---------- Task input ----------

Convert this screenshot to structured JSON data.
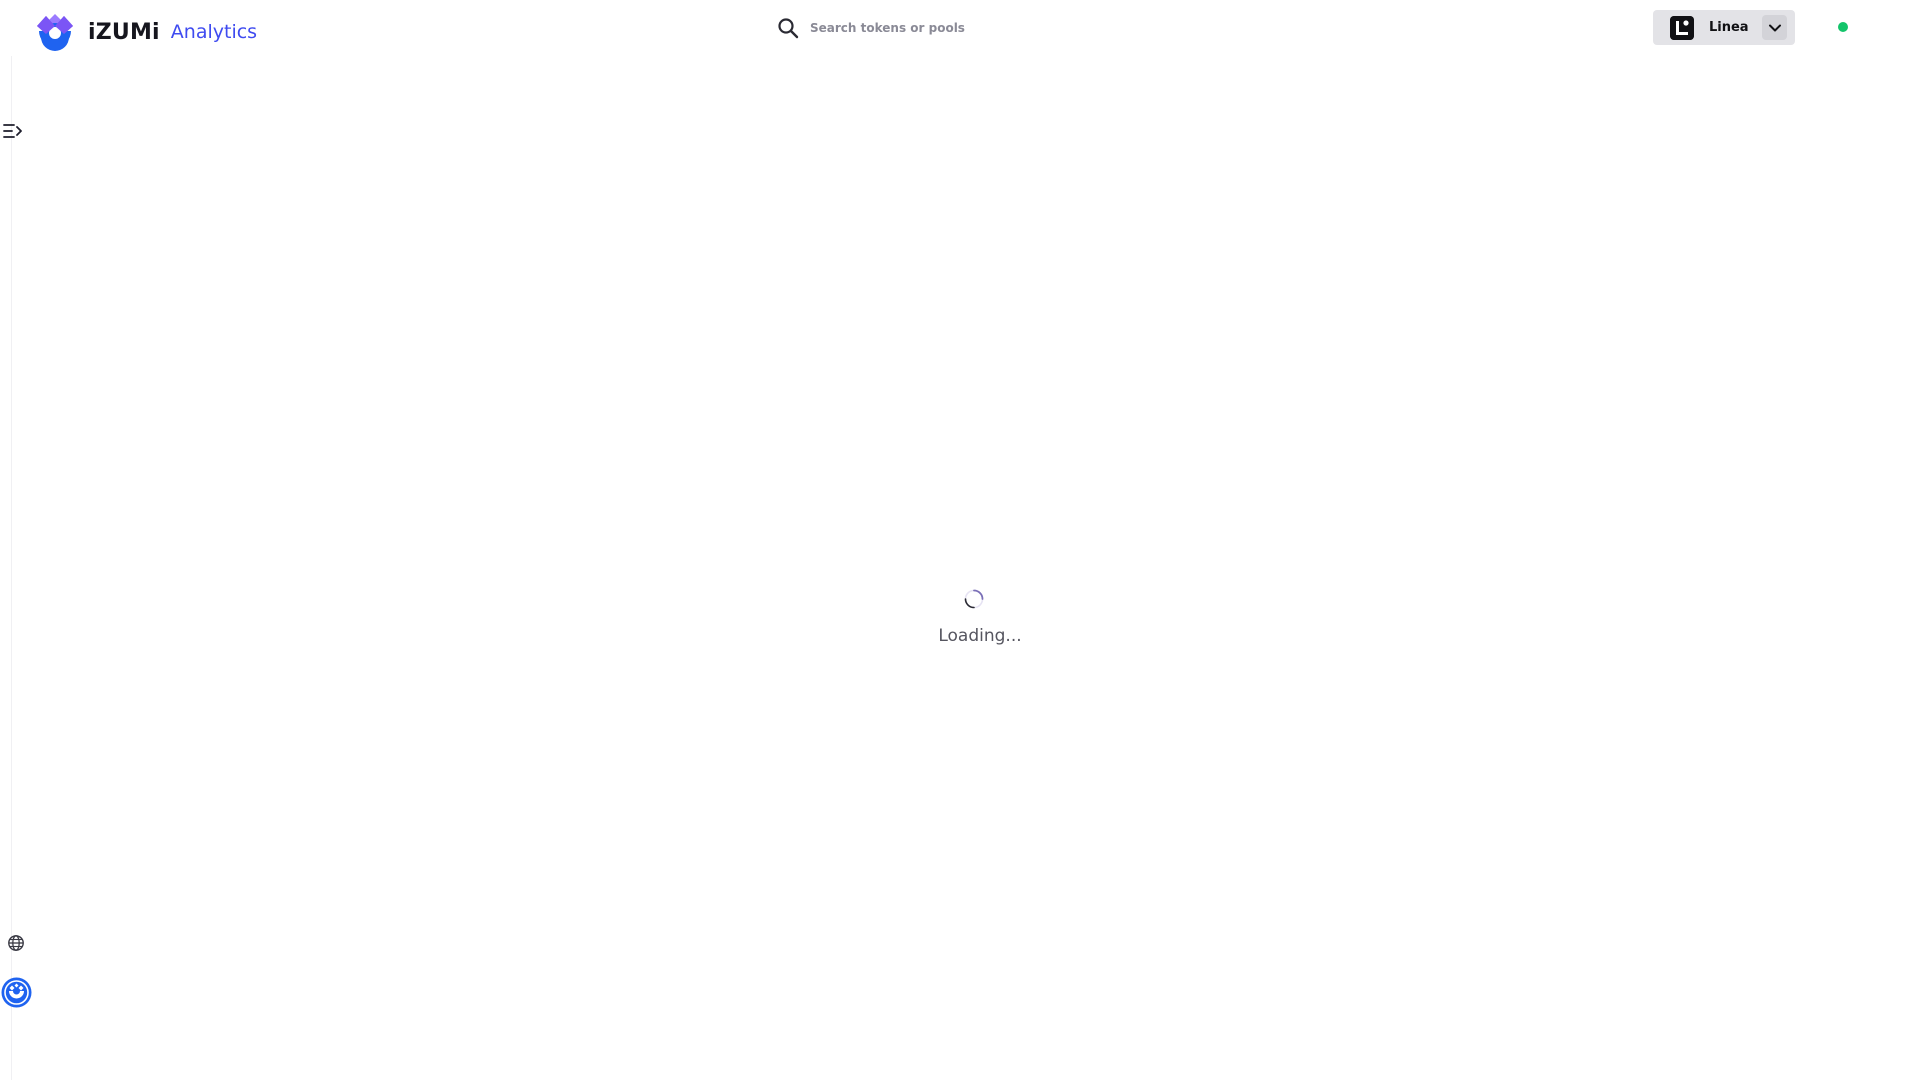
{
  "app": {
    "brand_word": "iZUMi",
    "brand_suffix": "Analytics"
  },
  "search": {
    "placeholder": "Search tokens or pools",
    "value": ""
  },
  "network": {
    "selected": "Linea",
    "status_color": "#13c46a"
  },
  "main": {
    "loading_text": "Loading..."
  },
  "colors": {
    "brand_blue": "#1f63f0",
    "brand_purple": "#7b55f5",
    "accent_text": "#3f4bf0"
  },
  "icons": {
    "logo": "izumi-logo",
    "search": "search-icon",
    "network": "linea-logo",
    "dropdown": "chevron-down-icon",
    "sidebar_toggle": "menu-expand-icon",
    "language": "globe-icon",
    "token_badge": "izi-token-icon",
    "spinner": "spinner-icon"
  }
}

----------
---------- Task input ----------

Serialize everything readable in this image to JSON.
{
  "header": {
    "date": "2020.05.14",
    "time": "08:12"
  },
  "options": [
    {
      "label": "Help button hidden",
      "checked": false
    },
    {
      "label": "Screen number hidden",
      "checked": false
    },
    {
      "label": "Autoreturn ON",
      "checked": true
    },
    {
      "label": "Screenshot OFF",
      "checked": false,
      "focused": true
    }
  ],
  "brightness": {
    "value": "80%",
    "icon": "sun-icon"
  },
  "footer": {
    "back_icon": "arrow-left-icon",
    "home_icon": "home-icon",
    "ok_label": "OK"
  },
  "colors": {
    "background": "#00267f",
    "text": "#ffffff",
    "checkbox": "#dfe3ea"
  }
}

----------

▶ _The task_
Filter out all lines lacking the word "checked" and copy the rest.

▶ _Solution to this exercise_
      "checked": false
      "checked": false
      "checked": true
      "checked": false,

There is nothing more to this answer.